Reproduce the records below exactly as given.

· · · · · · ·

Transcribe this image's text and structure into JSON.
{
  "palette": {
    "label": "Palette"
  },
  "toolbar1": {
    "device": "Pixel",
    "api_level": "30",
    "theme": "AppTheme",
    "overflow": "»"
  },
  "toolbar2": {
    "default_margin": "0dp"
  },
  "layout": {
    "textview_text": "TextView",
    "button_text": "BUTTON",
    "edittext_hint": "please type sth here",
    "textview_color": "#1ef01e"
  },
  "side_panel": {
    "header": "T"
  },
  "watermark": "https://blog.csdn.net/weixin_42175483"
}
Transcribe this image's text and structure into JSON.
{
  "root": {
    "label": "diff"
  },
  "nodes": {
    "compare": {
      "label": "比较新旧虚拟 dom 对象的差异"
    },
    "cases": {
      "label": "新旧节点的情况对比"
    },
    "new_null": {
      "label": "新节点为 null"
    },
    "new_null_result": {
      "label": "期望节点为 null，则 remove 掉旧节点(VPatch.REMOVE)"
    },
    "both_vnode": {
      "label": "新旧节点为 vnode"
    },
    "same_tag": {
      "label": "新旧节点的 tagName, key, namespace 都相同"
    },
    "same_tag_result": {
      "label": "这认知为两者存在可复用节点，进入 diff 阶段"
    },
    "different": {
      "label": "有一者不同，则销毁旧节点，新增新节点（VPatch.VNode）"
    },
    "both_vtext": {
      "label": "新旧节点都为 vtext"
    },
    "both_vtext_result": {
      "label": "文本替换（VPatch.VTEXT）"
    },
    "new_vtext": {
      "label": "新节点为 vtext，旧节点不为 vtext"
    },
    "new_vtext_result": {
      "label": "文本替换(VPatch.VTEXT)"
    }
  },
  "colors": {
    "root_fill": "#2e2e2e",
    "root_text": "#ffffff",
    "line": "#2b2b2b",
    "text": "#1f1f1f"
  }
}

· · · · · · ·

Solved exercise ▸
Transcribe this image's text and structure into JSON.
{
  "palette": {
    "label": "Palette"
  },
  "toolbar1": {
    "device": "Pixel",
    "api_level": "30",
    "theme": "AppTheme",
    "overflow": "»"
  },
  "toolbar2": {
    "default_margin": "0dp"
  },
  "layout": {
    "textview_text": "TextView",
    "button_text": "BUTTON",
    "edittext_hint": "please type sth here",
    "textview_color": "#1ef01e"
  },
  "side_panel": {
    "header": "T"
  },
  "watermark": "https://blog.csdn.net/weixin_42175483"
}
Transcribe this image's text and structure into JSON.
{
  "root": {
    "label": "diff"
  },
  "nodes": {
    "compare": {
      "label": "比较新旧虚拟 dom 对象的差异"
    },
    "cases": {
      "label": "新旧节点的情况对比"
    },
    "new_null": {
      "label": "新节点为 null"
    },
    "new_null_result": {
      "label": "期望节点为 null，则 remove 掉旧节点(VPatch.REMOVE)"
    },
    "both_vnode": {
      "label": "新旧节点为 vnode"
    },
    "same_tag": {
      "label": "新旧节点的 tagName, key, namespace 都相同"
    },
    "same_tag_result": {
      "label": "这认知为两者存在可复用节点，进入 diff 阶段"
    },
    "different": {
      "label": "有一者不同，则销毁旧节点，新增新节点（VPatch.VNode）"
    },
    "both_vtext": {
      "label": "新旧节点都为 vtext"
    },
    "both_vtext_result": {
      "label": "文本替换（VPatch.VTEXT）"
    },
    "new_vtext": {
      "label": "新节点为 vtext，旧节点不为 vtext"
    },
    "new_vtext_result": {
      "label": "文本替换(VPatch.VTEXT)"
    }
  },
  "colors": {
    "root_fill": "#2e2e2e",
    "root_text": "#ffffff",
    "line": "#2b2b2b",
    "text": "#1f1f1f"
  }
}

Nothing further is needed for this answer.